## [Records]
········

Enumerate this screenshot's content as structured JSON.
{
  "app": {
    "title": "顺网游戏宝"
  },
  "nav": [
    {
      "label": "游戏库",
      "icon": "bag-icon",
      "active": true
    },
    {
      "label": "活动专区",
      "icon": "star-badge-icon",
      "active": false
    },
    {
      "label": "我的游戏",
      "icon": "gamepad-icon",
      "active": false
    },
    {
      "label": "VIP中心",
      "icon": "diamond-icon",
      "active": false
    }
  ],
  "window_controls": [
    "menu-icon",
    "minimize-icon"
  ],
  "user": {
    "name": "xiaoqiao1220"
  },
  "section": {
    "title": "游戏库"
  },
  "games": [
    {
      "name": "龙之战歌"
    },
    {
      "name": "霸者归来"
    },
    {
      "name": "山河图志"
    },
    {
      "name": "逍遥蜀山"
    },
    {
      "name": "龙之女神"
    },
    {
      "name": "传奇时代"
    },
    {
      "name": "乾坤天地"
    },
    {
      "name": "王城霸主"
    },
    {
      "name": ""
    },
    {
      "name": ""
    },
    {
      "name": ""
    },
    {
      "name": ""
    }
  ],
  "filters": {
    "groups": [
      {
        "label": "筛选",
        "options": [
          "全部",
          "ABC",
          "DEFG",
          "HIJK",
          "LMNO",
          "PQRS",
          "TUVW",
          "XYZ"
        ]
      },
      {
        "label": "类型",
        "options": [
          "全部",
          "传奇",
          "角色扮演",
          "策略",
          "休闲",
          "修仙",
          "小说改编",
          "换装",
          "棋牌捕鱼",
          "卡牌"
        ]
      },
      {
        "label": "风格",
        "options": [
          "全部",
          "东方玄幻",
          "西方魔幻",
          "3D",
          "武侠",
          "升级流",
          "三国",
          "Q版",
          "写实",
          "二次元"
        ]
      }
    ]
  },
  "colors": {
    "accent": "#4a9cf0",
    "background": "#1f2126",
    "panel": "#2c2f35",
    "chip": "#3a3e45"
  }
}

········

## [Task to complete]
Reproduce the material precisely, including every line.

## [Output of the exercise]
Enumerate this screenshot's content as structured JSON.
{
  "app": {
    "title": "顺网游戏宝"
  },
  "nav": [
    {
      "label": "游戏库",
      "icon": "bag-icon",
      "active": true
    },
    {
      "label": "活动专区",
      "icon": "star-badge-icon",
      "active": false
    },
    {
      "label": "我的游戏",
      "icon": "gamepad-icon",
      "active": false
    },
    {
      "label": "VIP中心",
      "icon": "diamond-icon",
      "active": false
    }
  ],
  "window_controls": [
    "menu-icon",
    "minimize-icon"
  ],
  "user": {
    "name": "xiaoqiao1220"
  },
  "section": {
    "title": "游戏库"
  },
  "games": [
    {
      "name": "龙之战歌"
    },
    {
      "name": "霸者归来"
    },
    {
      "name": "山河图志"
    },
    {
      "name": "逍遥蜀山"
    },
    {
      "name": "龙之女神"
    },
    {
      "name": "传奇时代"
    },
    {
      "name": "乾坤天地"
    },
    {
      "name": "王城霸主"
    },
    {
      "name": ""
    },
    {
      "name": ""
    },
    {
      "name": ""
    },
    {
      "name": ""
    }
  ],
  "filters": {
    "groups": [
      {
        "label": "筛选",
        "options": [
          "全部",
          "ABC",
          "DEFG",
          "HIJK",
          "LMNO",
          "PQRS",
          "TUVW",
          "XYZ"
        ]
      },
      {
        "label": "类型",
        "options": [
          "全部",
          "传奇",
          "角色扮演",
          "策略",
          "休闲",
          "修仙",
          "小说改编",
          "换装",
          "棋牌捕鱼",
          "卡牌"
        ]
      },
      {
        "label": "风格",
        "options": [
          "全部",
          "东方玄幻",
          "西方魔幻",
          "3D",
          "武侠",
          "升级流",
          "三国",
          "Q版",
          "写实",
          "二次元"
        ]
      }
    ]
  },
  "colors": {
    "accent": "#4a9cf0",
    "background": "#1f2126",
    "panel": "#2c2f35",
    "chip": "#3a3e45"
  }
}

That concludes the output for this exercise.